* _Available data_:
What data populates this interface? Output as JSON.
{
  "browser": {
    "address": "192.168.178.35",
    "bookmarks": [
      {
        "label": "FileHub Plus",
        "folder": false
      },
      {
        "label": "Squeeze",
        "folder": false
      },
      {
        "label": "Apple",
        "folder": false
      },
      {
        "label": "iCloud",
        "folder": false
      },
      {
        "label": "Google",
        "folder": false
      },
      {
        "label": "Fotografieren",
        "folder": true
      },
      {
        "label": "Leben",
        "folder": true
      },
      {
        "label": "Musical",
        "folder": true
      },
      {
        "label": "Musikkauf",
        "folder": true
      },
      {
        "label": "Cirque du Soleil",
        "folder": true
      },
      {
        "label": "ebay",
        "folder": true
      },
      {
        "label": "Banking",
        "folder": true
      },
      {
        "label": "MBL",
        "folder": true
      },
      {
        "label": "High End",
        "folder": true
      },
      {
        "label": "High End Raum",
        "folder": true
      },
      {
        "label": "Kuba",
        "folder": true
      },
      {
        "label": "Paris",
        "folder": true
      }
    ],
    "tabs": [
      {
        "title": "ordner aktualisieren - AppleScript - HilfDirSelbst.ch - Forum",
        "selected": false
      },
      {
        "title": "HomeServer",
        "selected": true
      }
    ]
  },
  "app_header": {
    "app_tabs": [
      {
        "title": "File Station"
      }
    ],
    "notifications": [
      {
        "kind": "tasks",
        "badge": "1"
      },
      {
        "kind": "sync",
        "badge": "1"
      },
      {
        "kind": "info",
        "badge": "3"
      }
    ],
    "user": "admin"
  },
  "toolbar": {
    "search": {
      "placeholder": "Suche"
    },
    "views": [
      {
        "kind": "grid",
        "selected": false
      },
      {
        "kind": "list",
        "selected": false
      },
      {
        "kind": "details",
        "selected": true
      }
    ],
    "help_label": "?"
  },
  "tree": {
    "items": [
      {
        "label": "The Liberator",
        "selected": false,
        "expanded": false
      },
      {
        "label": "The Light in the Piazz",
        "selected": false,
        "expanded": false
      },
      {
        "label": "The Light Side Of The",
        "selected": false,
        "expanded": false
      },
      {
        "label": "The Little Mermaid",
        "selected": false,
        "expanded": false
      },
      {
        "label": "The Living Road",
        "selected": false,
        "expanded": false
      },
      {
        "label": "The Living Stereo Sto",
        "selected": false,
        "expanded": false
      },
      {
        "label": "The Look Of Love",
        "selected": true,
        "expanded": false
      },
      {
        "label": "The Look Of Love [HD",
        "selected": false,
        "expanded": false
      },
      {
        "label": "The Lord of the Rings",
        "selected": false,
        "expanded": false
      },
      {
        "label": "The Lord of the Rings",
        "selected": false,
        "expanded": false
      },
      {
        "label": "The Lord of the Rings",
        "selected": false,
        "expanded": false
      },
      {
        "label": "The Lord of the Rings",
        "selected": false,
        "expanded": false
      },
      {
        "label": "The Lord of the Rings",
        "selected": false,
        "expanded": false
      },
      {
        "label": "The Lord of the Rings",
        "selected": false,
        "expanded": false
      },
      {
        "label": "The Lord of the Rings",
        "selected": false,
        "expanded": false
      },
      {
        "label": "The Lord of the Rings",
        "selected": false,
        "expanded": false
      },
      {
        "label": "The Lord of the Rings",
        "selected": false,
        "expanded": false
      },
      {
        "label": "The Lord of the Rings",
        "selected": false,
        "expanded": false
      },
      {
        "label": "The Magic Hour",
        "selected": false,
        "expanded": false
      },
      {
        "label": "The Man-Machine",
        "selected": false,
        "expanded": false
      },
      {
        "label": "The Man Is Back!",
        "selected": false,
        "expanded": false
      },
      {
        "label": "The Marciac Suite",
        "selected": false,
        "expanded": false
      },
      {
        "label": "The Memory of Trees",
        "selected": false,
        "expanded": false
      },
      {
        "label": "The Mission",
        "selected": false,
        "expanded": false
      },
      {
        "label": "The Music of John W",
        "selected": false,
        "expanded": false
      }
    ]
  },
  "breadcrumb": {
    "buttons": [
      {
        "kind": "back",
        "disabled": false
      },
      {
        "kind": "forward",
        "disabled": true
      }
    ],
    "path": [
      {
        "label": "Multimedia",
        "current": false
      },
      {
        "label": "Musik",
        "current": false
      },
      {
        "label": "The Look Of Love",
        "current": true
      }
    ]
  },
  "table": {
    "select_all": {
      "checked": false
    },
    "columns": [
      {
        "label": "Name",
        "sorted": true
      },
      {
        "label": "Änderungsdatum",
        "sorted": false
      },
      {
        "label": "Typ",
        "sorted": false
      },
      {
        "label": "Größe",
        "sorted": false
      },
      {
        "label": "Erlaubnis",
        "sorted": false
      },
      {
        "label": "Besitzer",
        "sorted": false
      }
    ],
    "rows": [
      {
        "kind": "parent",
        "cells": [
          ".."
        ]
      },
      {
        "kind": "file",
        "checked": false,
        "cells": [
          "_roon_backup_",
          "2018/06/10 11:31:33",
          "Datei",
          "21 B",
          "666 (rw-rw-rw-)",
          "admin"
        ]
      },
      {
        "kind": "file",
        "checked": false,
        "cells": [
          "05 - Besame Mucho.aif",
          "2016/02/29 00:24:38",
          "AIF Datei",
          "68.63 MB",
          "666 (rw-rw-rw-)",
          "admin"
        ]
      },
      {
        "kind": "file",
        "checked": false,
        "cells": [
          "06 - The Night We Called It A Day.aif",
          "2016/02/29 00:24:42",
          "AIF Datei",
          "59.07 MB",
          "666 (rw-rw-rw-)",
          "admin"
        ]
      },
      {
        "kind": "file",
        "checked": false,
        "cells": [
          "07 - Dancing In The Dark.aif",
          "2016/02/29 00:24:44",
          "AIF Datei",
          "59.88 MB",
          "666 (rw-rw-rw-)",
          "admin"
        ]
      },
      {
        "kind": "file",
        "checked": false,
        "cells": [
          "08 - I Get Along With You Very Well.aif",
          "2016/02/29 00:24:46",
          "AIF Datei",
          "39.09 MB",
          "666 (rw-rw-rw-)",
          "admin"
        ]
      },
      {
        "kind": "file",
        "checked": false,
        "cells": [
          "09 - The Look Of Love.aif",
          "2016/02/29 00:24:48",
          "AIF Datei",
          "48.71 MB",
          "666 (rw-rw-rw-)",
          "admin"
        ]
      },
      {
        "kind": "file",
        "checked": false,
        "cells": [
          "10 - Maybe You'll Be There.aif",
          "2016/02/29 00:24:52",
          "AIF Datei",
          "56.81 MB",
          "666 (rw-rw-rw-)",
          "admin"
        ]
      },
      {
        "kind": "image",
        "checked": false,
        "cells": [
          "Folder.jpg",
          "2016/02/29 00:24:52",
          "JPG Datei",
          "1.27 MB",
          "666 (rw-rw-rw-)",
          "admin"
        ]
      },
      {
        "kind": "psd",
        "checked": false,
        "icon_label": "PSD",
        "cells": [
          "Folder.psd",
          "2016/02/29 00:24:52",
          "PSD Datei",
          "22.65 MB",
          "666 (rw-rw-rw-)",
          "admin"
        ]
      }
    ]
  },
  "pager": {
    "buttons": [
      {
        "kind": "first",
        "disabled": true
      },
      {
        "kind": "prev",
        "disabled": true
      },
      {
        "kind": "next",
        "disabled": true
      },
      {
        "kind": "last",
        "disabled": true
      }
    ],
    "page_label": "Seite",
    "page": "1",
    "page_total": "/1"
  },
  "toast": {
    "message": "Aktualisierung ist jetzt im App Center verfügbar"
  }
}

* _Written task_: Copy each line above that contains the string "title".

* _Task response_:
        "title": "ordner aktualisieren - AppleScript - HilfDirSelbst.ch - Forum",
        "title": "HomeServer",
        "title": "File Station"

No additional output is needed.